WORK INSTRUCTIONS: Copy out each line in the material below that has the word "Sale".

AVAILABLE DATA:

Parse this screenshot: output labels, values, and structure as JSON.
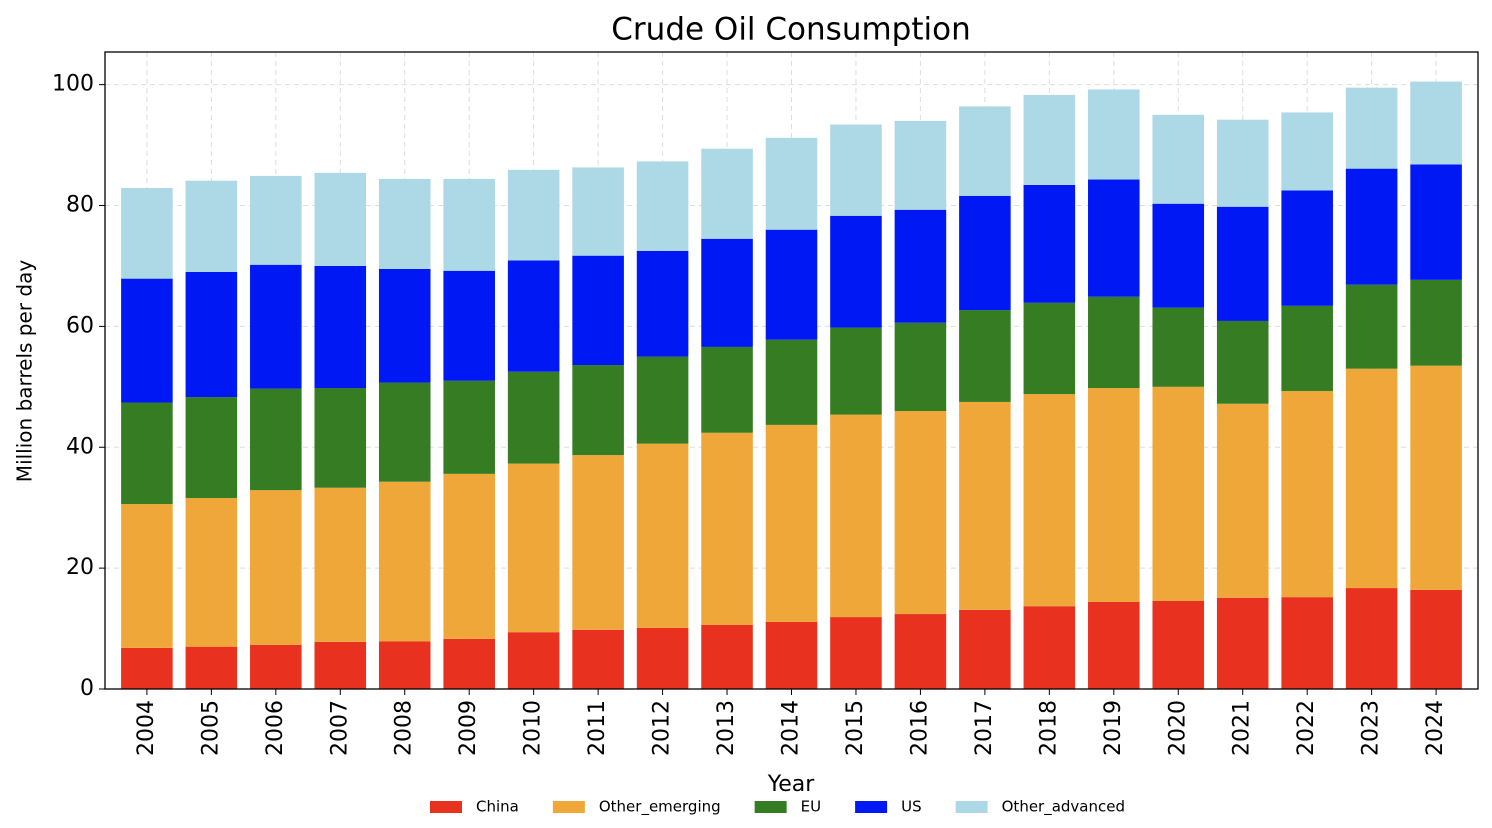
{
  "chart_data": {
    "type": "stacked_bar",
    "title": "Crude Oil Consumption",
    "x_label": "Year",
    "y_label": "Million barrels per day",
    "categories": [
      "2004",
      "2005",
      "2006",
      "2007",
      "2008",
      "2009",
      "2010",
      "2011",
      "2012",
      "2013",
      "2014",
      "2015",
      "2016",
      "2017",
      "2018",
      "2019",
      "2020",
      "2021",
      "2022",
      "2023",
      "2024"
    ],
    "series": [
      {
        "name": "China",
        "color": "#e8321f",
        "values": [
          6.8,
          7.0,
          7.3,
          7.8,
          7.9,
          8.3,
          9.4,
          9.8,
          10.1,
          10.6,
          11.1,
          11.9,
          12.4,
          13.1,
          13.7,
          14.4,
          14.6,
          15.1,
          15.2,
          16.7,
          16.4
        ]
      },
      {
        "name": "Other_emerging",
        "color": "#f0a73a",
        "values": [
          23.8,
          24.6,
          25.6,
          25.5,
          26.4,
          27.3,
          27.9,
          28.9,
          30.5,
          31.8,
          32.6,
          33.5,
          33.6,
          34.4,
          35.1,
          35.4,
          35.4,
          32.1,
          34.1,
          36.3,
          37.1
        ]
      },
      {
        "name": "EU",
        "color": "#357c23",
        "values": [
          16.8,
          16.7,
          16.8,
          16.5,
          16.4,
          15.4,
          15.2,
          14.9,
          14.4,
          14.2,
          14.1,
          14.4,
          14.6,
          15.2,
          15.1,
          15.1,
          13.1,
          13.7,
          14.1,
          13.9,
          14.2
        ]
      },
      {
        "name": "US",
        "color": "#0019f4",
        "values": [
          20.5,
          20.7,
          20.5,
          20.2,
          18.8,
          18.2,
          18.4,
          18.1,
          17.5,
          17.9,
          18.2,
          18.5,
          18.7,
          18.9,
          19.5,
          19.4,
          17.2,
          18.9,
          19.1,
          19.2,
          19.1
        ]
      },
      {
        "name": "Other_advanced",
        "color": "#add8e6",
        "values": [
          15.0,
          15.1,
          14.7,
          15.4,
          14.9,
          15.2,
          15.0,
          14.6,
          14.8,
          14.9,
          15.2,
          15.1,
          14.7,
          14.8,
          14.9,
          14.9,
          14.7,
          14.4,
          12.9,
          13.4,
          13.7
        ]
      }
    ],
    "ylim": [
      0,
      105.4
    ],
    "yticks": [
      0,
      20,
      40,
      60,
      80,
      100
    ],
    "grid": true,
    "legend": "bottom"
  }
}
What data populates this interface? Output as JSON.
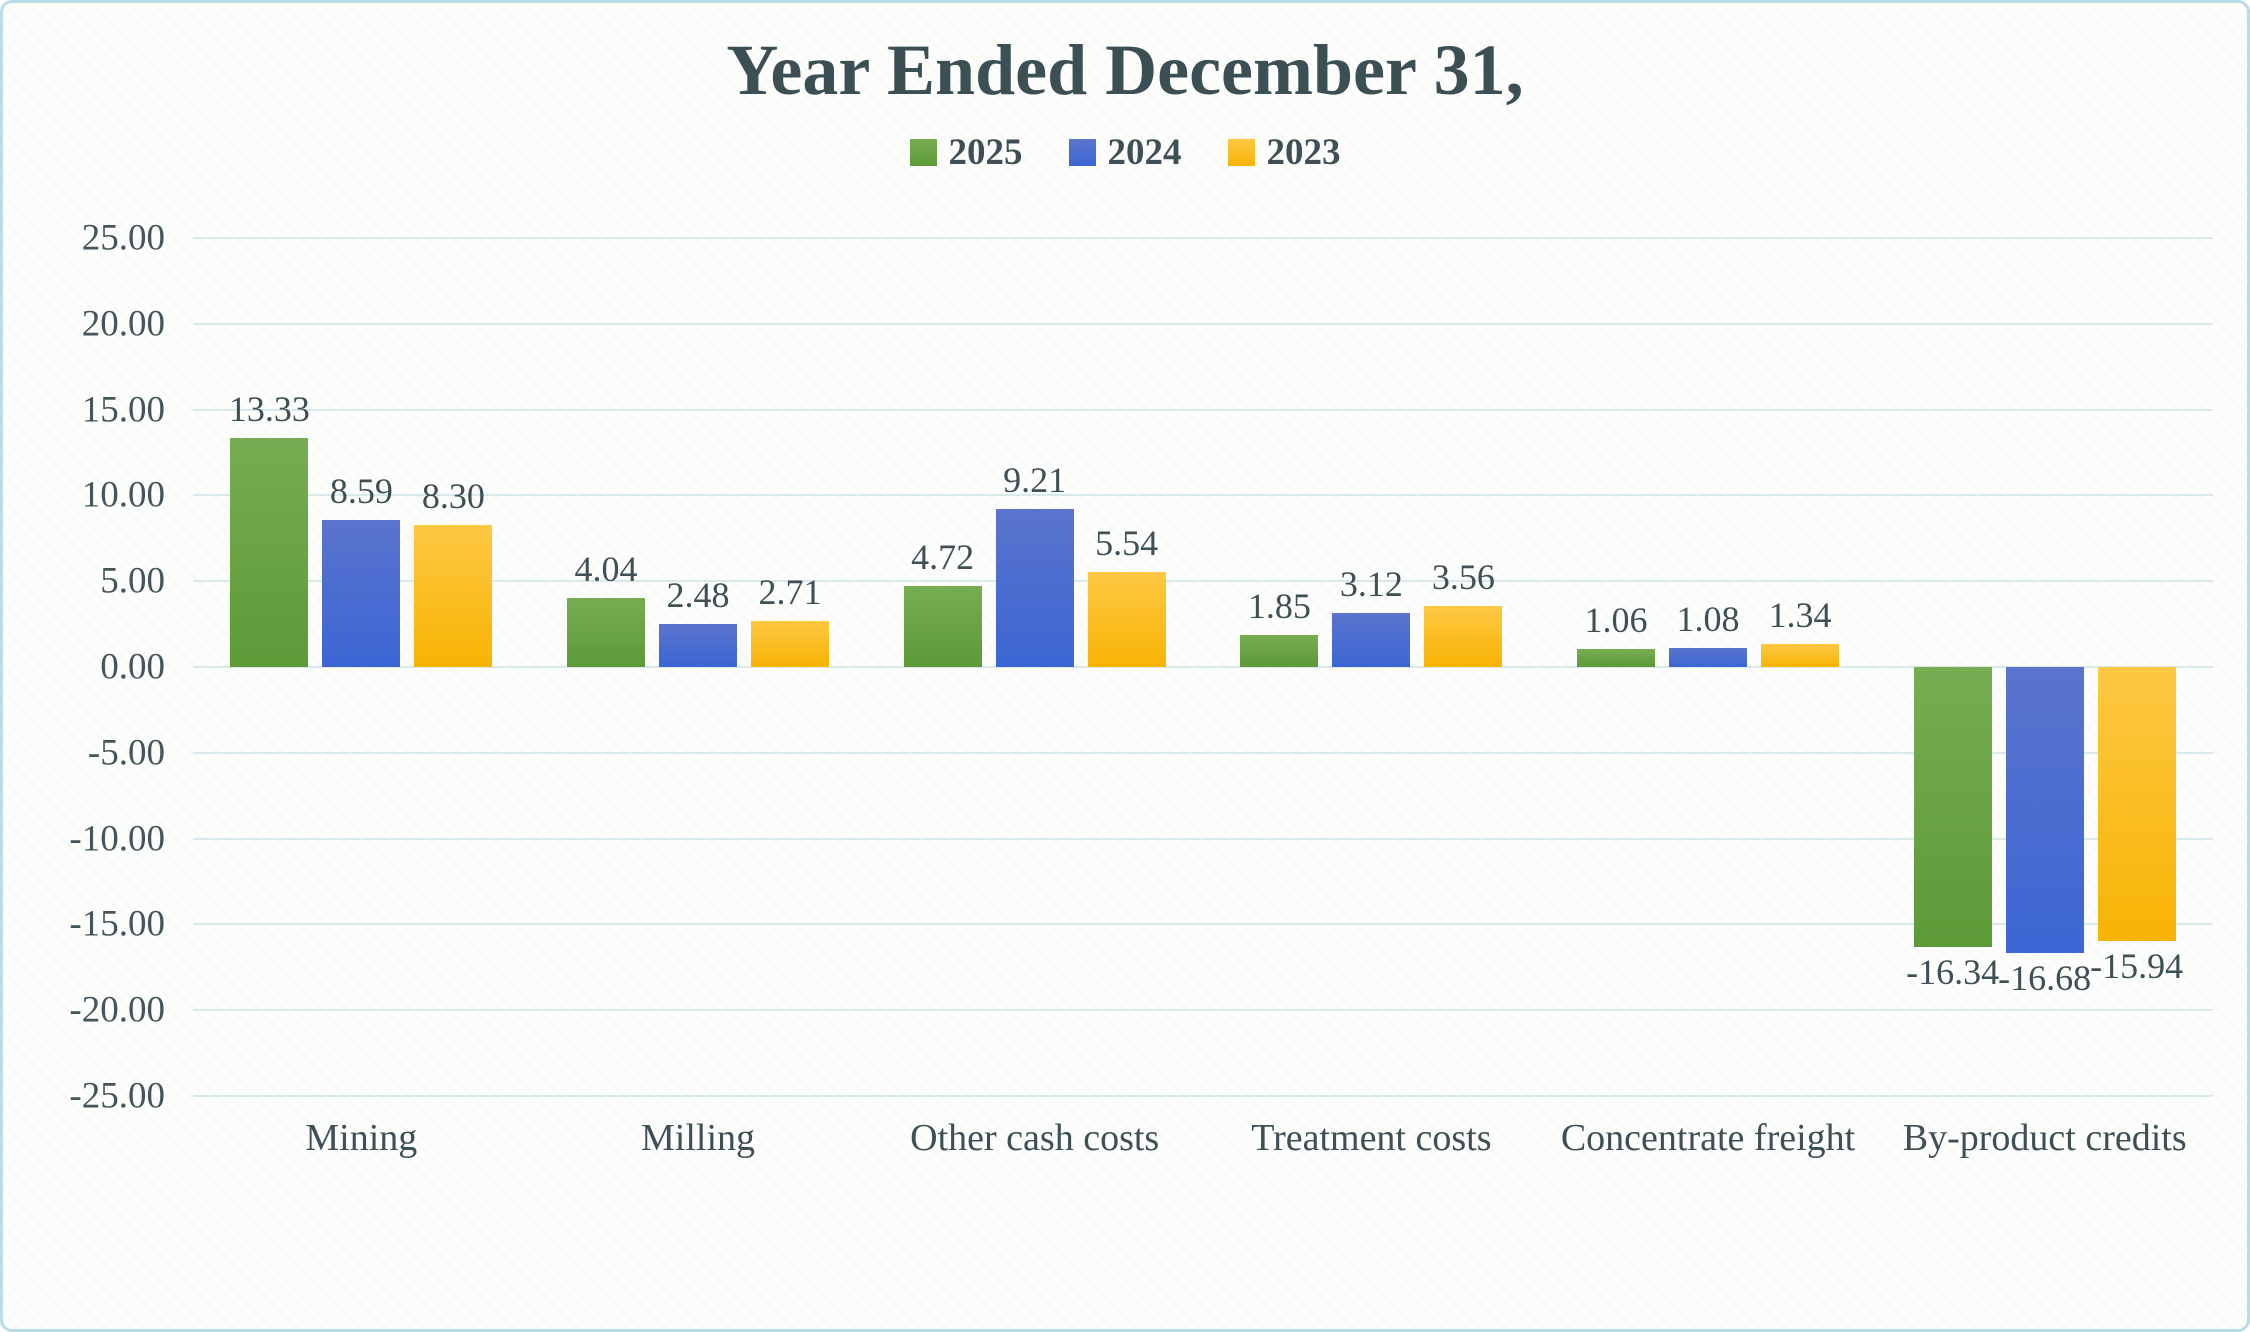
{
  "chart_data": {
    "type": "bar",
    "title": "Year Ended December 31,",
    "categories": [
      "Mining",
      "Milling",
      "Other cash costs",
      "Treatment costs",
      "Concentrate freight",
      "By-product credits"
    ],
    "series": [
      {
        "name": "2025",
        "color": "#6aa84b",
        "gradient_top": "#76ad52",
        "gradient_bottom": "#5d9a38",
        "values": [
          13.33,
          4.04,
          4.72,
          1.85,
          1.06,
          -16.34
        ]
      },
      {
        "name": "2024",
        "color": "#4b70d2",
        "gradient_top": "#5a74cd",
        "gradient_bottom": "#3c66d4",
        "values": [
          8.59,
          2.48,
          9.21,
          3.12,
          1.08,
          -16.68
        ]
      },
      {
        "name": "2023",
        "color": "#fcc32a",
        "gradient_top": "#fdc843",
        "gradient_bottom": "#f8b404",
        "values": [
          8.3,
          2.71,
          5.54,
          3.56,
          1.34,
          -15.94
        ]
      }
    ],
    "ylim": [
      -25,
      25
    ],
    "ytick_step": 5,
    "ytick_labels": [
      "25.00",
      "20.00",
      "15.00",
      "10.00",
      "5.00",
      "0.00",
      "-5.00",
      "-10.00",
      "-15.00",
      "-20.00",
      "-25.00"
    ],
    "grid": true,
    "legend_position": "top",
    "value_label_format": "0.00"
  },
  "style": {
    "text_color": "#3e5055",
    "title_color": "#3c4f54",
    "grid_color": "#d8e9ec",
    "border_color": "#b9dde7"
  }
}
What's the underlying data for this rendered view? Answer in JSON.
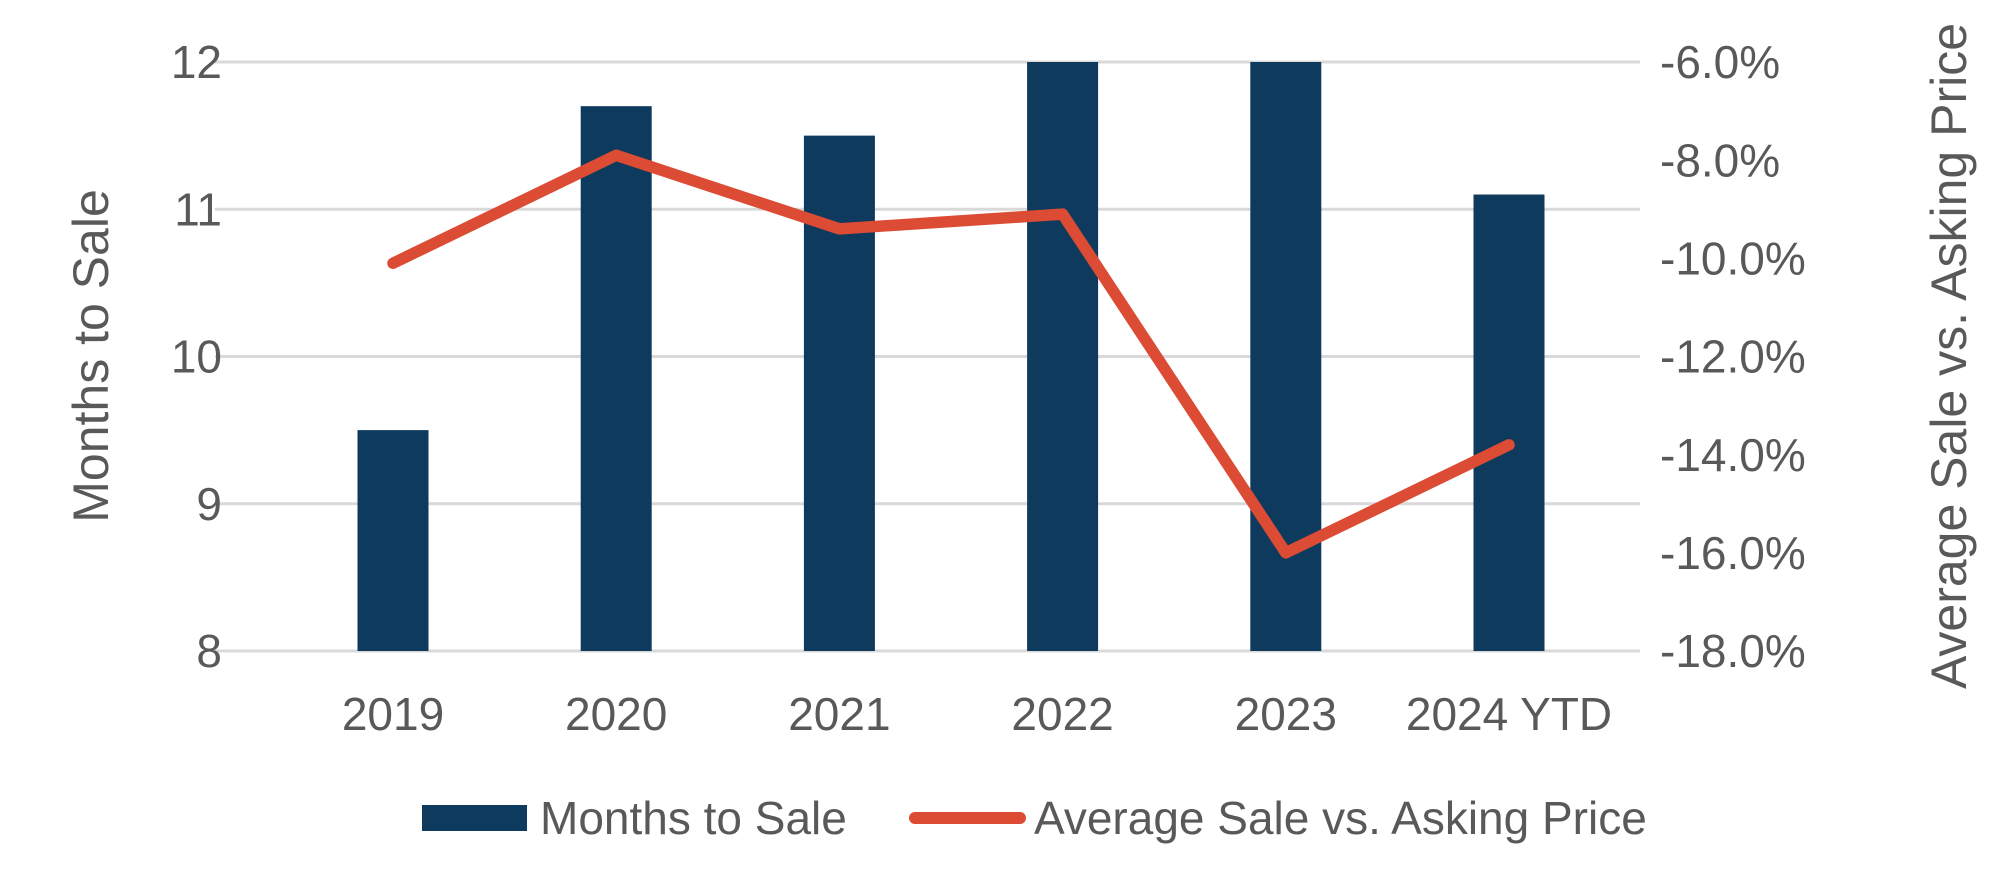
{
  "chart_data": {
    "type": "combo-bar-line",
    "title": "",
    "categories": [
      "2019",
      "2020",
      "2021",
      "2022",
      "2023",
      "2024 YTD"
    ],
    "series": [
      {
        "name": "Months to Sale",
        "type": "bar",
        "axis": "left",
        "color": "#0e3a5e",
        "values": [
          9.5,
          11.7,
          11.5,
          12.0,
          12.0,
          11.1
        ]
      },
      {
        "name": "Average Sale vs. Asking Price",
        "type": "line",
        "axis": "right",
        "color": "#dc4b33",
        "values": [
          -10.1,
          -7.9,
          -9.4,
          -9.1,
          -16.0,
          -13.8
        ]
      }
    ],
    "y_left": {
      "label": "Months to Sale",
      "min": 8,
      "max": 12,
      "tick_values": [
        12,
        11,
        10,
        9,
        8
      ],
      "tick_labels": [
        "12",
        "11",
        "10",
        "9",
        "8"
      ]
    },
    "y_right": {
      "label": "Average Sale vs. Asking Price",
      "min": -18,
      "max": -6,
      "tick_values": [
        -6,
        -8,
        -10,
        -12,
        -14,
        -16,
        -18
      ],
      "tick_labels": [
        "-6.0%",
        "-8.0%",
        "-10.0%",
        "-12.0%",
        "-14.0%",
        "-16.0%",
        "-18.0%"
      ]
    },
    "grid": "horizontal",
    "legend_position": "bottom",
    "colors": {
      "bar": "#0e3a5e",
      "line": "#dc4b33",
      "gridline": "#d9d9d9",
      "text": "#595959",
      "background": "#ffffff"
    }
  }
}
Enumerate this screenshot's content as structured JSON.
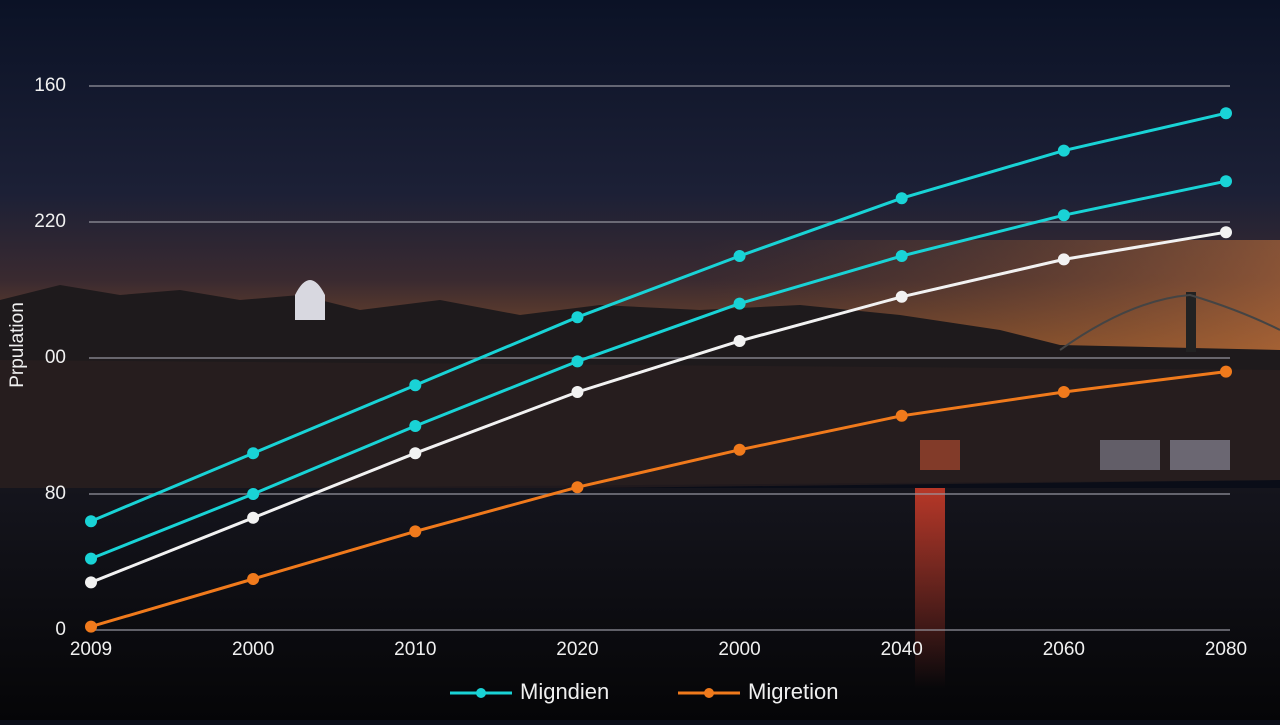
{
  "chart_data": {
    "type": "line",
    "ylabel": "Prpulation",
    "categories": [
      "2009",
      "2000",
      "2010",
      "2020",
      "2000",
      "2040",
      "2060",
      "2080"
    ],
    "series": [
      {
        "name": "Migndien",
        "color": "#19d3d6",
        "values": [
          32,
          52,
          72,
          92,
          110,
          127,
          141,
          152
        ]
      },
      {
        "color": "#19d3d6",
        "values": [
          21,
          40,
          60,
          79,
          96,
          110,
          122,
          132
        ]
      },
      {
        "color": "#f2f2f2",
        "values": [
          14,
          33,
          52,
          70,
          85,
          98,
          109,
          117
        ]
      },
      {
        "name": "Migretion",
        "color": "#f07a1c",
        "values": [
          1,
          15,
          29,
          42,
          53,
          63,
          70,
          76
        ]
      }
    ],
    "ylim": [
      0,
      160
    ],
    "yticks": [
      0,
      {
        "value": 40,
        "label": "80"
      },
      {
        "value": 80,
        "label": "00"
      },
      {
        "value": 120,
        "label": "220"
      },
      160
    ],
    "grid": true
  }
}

TASK RESULT:
        "name": "Months to Sale",
        "name": "Average Sale vs. Asking Price",
      "label": "Months to Sale",
      "label": "Average Sale vs. Asking Price",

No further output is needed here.